Source data:
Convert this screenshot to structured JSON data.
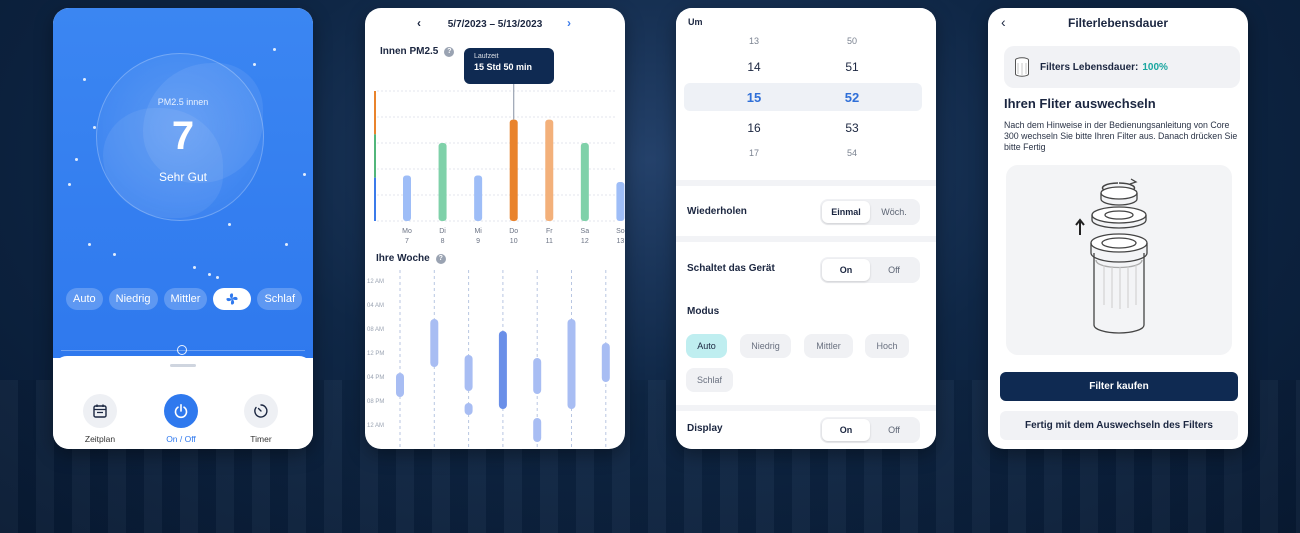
{
  "screen1": {
    "pm_label": "PM2.5 innen",
    "pm_value": "7",
    "status": "Sehr Gut",
    "modes": [
      "Auto",
      "Niedrig",
      "Mittler",
      "Schlaf"
    ],
    "controls": [
      {
        "label": "Zeitplan",
        "icon": "calendar-icon"
      },
      {
        "label": "On / Off",
        "icon": "power-icon"
      },
      {
        "label": "Timer",
        "icon": "timer-icon"
      }
    ],
    "colors": {
      "primary": "#2f79ee"
    }
  },
  "screen2": {
    "date_range": "5/7/2023 – 5/13/2023",
    "section1_title": "Innen PM2.5",
    "tooltip_title": "Laufzeit",
    "tooltip_value": "15 Std 50 min",
    "section2_title": "Ihre Woche",
    "chart_data": [
      {
        "type": "bar",
        "title": "Innen PM2.5",
        "categories": [
          "Mo 7",
          "Di 8",
          "Mi 9",
          "Do 10",
          "Fr 11",
          "Sa 12",
          "So 13"
        ],
        "day_labels": [
          "Mo",
          "Di",
          "Mi",
          "Do",
          "Fr",
          "Sa",
          "So"
        ],
        "date_labels": [
          "7",
          "8",
          "9",
          "10",
          "11",
          "12",
          "13"
        ],
        "values": [
          0.35,
          0.6,
          0.35,
          0.78,
          0.78,
          0.6,
          0.3
        ],
        "colors": [
          "#9ebdf7",
          "#7fd1a9",
          "#9ebdf7",
          "#e9832c",
          "#f3b07a",
          "#7fd1a9",
          "#9ebdf7"
        ],
        "selected_index": 3,
        "scale_colors": [
          "#e9832c",
          "#52b67a",
          "#3b7bea"
        ]
      },
      {
        "type": "gantt",
        "title": "Ihre Woche",
        "y_ticks": [
          "12 AM",
          "04 AM",
          "08 AM",
          "12 PM",
          "04 PM",
          "08 PM",
          "12 AM"
        ],
        "days": 7,
        "segments": [
          {
            "day": 0,
            "start": 15.5,
            "end": 19.5
          },
          {
            "day": 1,
            "start": 6.5,
            "end": 14.5
          },
          {
            "day": 2,
            "start": 12.5,
            "end": 18.5
          },
          {
            "day": 2,
            "start": 20.5,
            "end": 22.5
          },
          {
            "day": 3,
            "start": 8.5,
            "end": 21.5,
            "dark": true
          },
          {
            "day": 4,
            "start": 13,
            "end": 19
          },
          {
            "day": 4,
            "start": 23,
            "end": 27
          },
          {
            "day": 5,
            "start": 6.5,
            "end": 21.5
          },
          {
            "day": 6,
            "start": 10.5,
            "end": 17
          }
        ]
      }
    ]
  },
  "screen3": {
    "um_label": "Um",
    "hours": [
      "13",
      "14",
      "15",
      "16",
      "17"
    ],
    "minutes": [
      "50",
      "51",
      "52",
      "53",
      "54"
    ],
    "repeat_label": "Wiederholen",
    "repeat_options": [
      "Einmal",
      "Wöch."
    ],
    "device_label": "Schaltet das Gerät",
    "device_options": [
      "On",
      "Off"
    ],
    "mode_label": "Modus",
    "mode_options": [
      "Auto",
      "Niedrig",
      "Mittler",
      "Hoch",
      "Schlaf"
    ],
    "display_label": "Display",
    "display_options": [
      "On",
      "Off"
    ],
    "accent": "#bfeef0"
  },
  "screen4": {
    "title": "Filterlebensdauer",
    "life_label": "Filters Lebensdauer:",
    "life_value": "100%",
    "heading": "Ihren Fliter auswechseln",
    "description": "Nach dem Hinweise in der Bedienungsanleitung von Core 300 wechseln Sie bitte Ihren Filter aus. Danach drücken Sie bitte Fertig",
    "buy_button": "Filter kaufen",
    "done_button": "Fertig mit dem Auswechseln des Filters",
    "accent": "#1aa6a0",
    "primary": "#0f2a52"
  }
}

- **Do this**: Return each line from the material above exactly, but not the pictures.

- **Response to the task**:
Convert this screenshot to structured JSON data.
{
  "screen1": {
    "pm_label": "PM2.5 innen",
    "pm_value": "7",
    "status": "Sehr Gut",
    "modes": [
      "Auto",
      "Niedrig",
      "Mittler",
      "Schlaf"
    ],
    "controls": [
      {
        "label": "Zeitplan",
        "icon": "calendar-icon"
      },
      {
        "label": "On / Off",
        "icon": "power-icon"
      },
      {
        "label": "Timer",
        "icon": "timer-icon"
      }
    ],
    "colors": {
      "primary": "#2f79ee"
    }
  },
  "screen2": {
    "date_range": "5/7/2023 – 5/13/2023",
    "section1_title": "Innen PM2.5",
    "tooltip_title": "Laufzeit",
    "tooltip_value": "15 Std 50 min",
    "section2_title": "Ihre Woche",
    "chart_data": [
      {
        "type": "bar",
        "title": "Innen PM2.5",
        "categories": [
          "Mo 7",
          "Di 8",
          "Mi 9",
          "Do 10",
          "Fr 11",
          "Sa 12",
          "So 13"
        ],
        "day_labels": [
          "Mo",
          "Di",
          "Mi",
          "Do",
          "Fr",
          "Sa",
          "So"
        ],
        "date_labels": [
          "7",
          "8",
          "9",
          "10",
          "11",
          "12",
          "13"
        ],
        "values": [
          0.35,
          0.6,
          0.35,
          0.78,
          0.78,
          0.6,
          0.3
        ],
        "colors": [
          "#9ebdf7",
          "#7fd1a9",
          "#9ebdf7",
          "#e9832c",
          "#f3b07a",
          "#7fd1a9",
          "#9ebdf7"
        ],
        "selected_index": 3,
        "scale_colors": [
          "#e9832c",
          "#52b67a",
          "#3b7bea"
        ]
      },
      {
        "type": "gantt",
        "title": "Ihre Woche",
        "y_ticks": [
          "12 AM",
          "04 AM",
          "08 AM",
          "12 PM",
          "04 PM",
          "08 PM",
          "12 AM"
        ],
        "days": 7,
        "segments": [
          {
            "day": 0,
            "start": 15.5,
            "end": 19.5
          },
          {
            "day": 1,
            "start": 6.5,
            "end": 14.5
          },
          {
            "day": 2,
            "start": 12.5,
            "end": 18.5
          },
          {
            "day": 2,
            "start": 20.5,
            "end": 22.5
          },
          {
            "day": 3,
            "start": 8.5,
            "end": 21.5,
            "dark": true
          },
          {
            "day": 4,
            "start": 13,
            "end": 19
          },
          {
            "day": 4,
            "start": 23,
            "end": 27
          },
          {
            "day": 5,
            "start": 6.5,
            "end": 21.5
          },
          {
            "day": 6,
            "start": 10.5,
            "end": 17
          }
        ]
      }
    ]
  },
  "screen3": {
    "um_label": "Um",
    "hours": [
      "13",
      "14",
      "15",
      "16",
      "17"
    ],
    "minutes": [
      "50",
      "51",
      "52",
      "53",
      "54"
    ],
    "repeat_label": "Wiederholen",
    "repeat_options": [
      "Einmal",
      "Wöch."
    ],
    "device_label": "Schaltet das Gerät",
    "device_options": [
      "On",
      "Off"
    ],
    "mode_label": "Modus",
    "mode_options": [
      "Auto",
      "Niedrig",
      "Mittler",
      "Hoch",
      "Schlaf"
    ],
    "display_label": "Display",
    "display_options": [
      "On",
      "Off"
    ],
    "accent": "#bfeef0"
  },
  "screen4": {
    "title": "Filterlebensdauer",
    "life_label": "Filters Lebensdauer:",
    "life_value": "100%",
    "heading": "Ihren Fliter auswechseln",
    "description": "Nach dem Hinweise in der Bedienungsanleitung von Core 300 wechseln Sie bitte Ihren Filter aus. Danach drücken Sie bitte Fertig",
    "buy_button": "Filter kaufen",
    "done_button": "Fertig mit dem Auswechseln des Filters",
    "accent": "#1aa6a0",
    "primary": "#0f2a52"
  }
}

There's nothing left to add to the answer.